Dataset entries
>>>>>
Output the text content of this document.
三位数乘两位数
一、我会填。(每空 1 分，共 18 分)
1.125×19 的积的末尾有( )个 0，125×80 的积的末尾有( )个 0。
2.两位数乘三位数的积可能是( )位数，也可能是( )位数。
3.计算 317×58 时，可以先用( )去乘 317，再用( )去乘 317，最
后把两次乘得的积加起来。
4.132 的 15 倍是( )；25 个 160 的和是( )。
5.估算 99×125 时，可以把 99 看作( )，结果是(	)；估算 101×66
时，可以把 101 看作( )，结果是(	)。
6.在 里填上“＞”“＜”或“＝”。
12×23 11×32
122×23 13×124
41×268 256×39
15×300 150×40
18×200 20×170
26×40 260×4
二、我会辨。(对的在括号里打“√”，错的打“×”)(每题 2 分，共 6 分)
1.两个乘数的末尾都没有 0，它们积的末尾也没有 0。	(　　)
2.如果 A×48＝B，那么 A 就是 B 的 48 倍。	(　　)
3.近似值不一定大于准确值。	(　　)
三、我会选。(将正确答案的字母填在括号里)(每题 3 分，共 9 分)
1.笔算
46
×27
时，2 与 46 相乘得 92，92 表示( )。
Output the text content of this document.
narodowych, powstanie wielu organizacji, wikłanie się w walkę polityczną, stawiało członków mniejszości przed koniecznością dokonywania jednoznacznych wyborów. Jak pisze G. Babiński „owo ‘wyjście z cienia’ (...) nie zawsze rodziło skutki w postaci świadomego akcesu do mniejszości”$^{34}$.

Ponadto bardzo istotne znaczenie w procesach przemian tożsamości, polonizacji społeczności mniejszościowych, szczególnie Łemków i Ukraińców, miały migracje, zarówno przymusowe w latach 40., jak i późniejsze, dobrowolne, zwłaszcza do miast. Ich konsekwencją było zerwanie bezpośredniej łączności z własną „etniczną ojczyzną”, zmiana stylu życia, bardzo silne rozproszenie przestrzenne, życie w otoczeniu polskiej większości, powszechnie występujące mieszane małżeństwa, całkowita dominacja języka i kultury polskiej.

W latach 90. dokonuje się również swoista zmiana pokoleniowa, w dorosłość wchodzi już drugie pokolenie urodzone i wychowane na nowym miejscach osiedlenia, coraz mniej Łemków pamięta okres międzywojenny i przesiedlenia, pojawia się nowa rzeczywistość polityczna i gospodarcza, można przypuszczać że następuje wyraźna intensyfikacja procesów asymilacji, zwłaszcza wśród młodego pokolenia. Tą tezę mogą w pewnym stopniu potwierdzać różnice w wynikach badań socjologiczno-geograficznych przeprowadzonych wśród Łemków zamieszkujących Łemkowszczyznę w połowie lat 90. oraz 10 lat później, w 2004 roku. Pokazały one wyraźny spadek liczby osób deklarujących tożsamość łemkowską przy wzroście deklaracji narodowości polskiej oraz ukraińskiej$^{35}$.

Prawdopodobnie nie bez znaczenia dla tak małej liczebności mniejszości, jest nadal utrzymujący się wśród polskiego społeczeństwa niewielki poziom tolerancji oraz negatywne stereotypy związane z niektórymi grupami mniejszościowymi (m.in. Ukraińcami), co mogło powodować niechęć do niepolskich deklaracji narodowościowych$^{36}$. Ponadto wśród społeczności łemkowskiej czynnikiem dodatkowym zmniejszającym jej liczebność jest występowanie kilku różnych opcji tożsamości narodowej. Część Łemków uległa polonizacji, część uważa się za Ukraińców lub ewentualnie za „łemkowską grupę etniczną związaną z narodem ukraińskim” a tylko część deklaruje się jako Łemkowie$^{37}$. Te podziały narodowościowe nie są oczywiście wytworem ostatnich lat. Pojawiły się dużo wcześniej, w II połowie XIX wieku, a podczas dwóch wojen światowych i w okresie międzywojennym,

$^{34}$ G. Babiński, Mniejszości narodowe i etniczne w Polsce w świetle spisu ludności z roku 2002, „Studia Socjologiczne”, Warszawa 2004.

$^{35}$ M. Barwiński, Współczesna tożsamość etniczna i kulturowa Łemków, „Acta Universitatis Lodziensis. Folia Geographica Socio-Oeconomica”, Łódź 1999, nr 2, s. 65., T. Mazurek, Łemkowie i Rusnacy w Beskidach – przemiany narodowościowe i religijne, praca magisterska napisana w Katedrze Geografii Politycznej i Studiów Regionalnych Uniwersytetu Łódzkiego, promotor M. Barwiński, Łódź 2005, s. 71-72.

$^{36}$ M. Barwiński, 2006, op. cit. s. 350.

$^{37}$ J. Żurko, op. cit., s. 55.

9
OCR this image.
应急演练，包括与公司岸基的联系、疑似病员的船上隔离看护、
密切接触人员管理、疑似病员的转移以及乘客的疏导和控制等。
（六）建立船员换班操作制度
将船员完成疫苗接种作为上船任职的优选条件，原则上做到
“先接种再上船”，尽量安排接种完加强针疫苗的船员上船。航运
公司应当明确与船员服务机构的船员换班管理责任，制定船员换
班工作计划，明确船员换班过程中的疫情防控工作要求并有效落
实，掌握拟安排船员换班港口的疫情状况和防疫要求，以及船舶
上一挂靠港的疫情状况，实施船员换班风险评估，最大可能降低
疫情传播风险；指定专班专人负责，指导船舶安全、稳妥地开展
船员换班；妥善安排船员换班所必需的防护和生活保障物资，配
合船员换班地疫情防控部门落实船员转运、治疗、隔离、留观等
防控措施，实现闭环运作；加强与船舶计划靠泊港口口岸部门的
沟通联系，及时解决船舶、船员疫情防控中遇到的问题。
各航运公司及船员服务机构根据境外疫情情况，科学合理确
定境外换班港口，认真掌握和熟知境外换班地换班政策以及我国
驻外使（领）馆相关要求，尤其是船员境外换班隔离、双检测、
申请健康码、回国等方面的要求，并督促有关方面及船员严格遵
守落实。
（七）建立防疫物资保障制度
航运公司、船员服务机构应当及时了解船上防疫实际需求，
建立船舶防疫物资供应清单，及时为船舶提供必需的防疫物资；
<<<<<
From the data above, work out how many lines contain the string "Łemkowie" and reply with only the number.

## [WRITTEN ANSWER]
2